◆ TASK OBJECTIVE
Drop the pictures, then extract the listing word for word.

───── RECORD SET

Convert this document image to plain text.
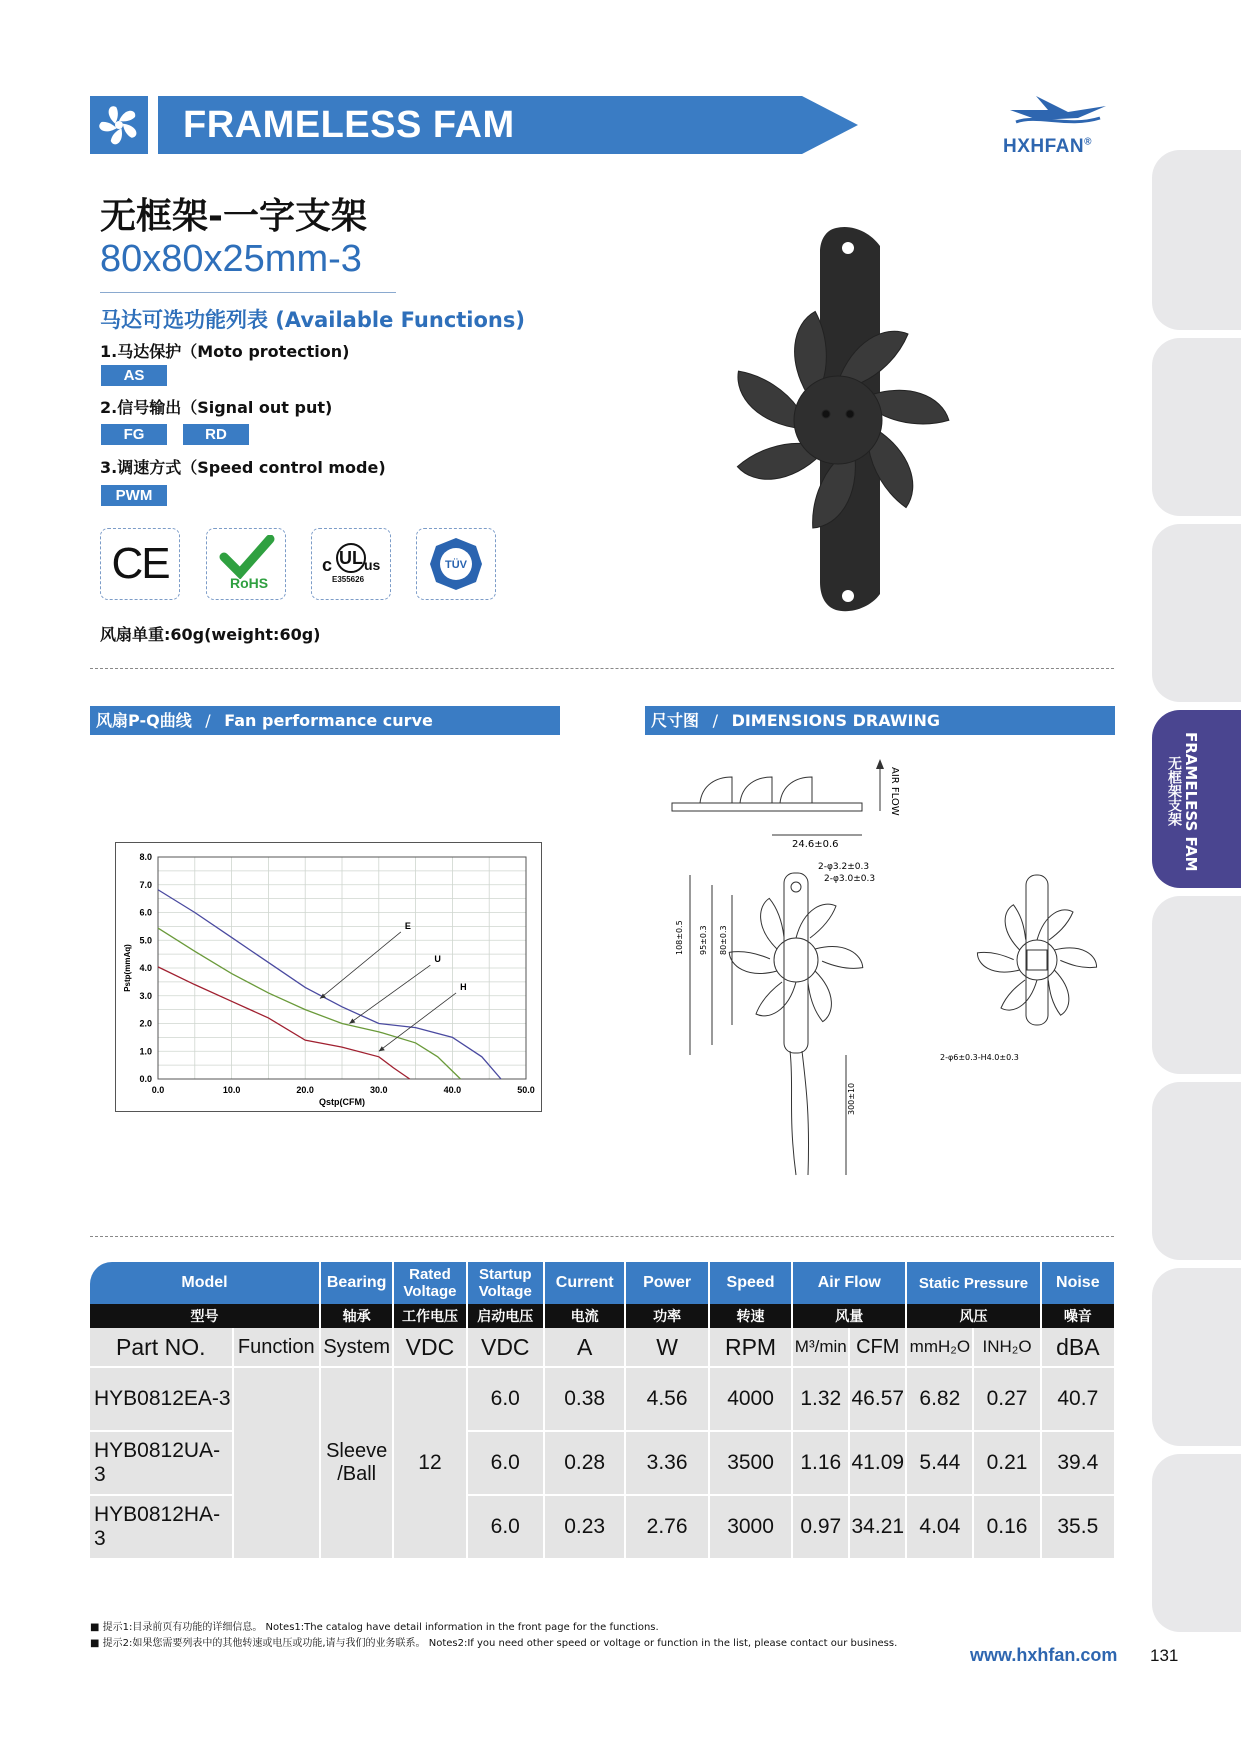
FRAMELESS FAM
HXHFAN®
无框架-一字支架
80x80x25mm-3
马达可选功能列表 (Available Functions)
1.马达保护（Moto protection)
AS
2.信号输出（Signal out put)
FG	RD
3.调速方式（Speed control mode)
PWM
CE	RoHS
c UL us
E355626
TÜV
风扇单重:60g(weight:60g)
风扇P-Q曲线 / Fan performance curve	尺寸图 / DIMENSIONS DRAWING
0.0	10.0	20.0	30.0	40.0	50.0
0.0
1.0
2.0
3.0
4.0
5.0
6.0
7.0
8.0
Qstp(CFM)
Pstp(mmAq)
E
U
H
AIR FLOW
24.6±0.6
2-φ3.2±0.3
2-φ3.0±0.3
108±0.5 95±0.3 80±0.3
300±10
2-φ6±0.3-H4.0±0.3
FRAMELESS FAM
无框架支架
Model		Bearing	Rated Voltage	Startup Voltage	Current	Power	Speed	Air Flow		Static Pressure		Noise
型号		轴承	工作电压	启动电压	电流	功率	转速	风量		风压		噪音
Part NO.	Function	System	VDC	VDC	A	W	RPM	M³/min	CFM	mmH₂O	INH₂O	dBA
HYB0812EA-3		Sleeve /Ball	12	6.0	0.38	4.56	4000	1.32	46.57	6.82	0.27	40.7
HYB0812UA-3				6.0	0.28	3.36	3500	1.16	41.09	5.44	0.21	39.4
HYB0812HA-3				6.0	0.23	2.76	3000	0.97	34.21	4.04	0.16	35.5
■ 提示1:目录前页有功能的详细信息。 Notes1:The catalog have detail information in the front page for the functions.
■ 提示2:如果您需要列表中的其他转速或电压或功能,请与我们的业务联系。 Notes2:If you need other speed or voltage or function in the list, please contact our business.
www.hxhfan.com 131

──────────

◆ EXERCISE OUTPUT
Convert this document image to plain text.
FRAMELESS FAM
HXHFAN®
无框架-一字支架
80x80x25mm-3
马达可选功能列表 (Available Functions)
1.马达保护（Moto protection)
AS
2.信号输出（Signal out put)
FG	RD
3.调速方式（Speed control mode)
PWM
CE	RoHS
c UL us
E355626
TÜV
风扇单重:60g(weight:60g)
风扇P-Q曲线 / Fan performance curve	尺寸图 / DIMENSIONS DRAWING
0.0	10.0	20.0	30.0	40.0	50.0
0.0
1.0
2.0
3.0
4.0
5.0
6.0
7.0
8.0
Qstp(CFM)
Pstp(mmAq)
E
U
H
AIR FLOW
24.6±0.6
2-φ3.2±0.3
2-φ3.0±0.3
108±0.5 95±0.3 80±0.3
300±10
2-φ6±0.3-H4.0±0.3
FRAMELESS FAM
无框架支架
Model		Bearing	Rated Voltage	Startup Voltage	Current	Power	Speed	Air Flow		Static Pressure		Noise
型号		轴承	工作电压	启动电压	电流	功率	转速	风量		风压		噪音
Part NO.	Function	System	VDC	VDC	A	W	RPM	M³/min	CFM	mmH₂O	INH₂O	dBA
HYB0812EA-3		Sleeve /Ball	12	6.0	0.38	4.56	4000	1.32	46.57	6.82	0.27	40.7
HYB0812UA-3				6.0	0.28	3.36	3500	1.16	41.09	5.44	0.21	39.4
HYB0812HA-3				6.0	0.23	2.76	3000	0.97	34.21	4.04	0.16	35.5
■ 提示1:目录前页有功能的详细信息。 Notes1:The catalog have detail information in the front page for the functions.
■ 提示2:如果您需要列表中的其他转速或电压或功能,请与我们的业务联系。 Notes2:If you need other speed or voltage or function in the list, please contact our business.
www.hxhfan.com 131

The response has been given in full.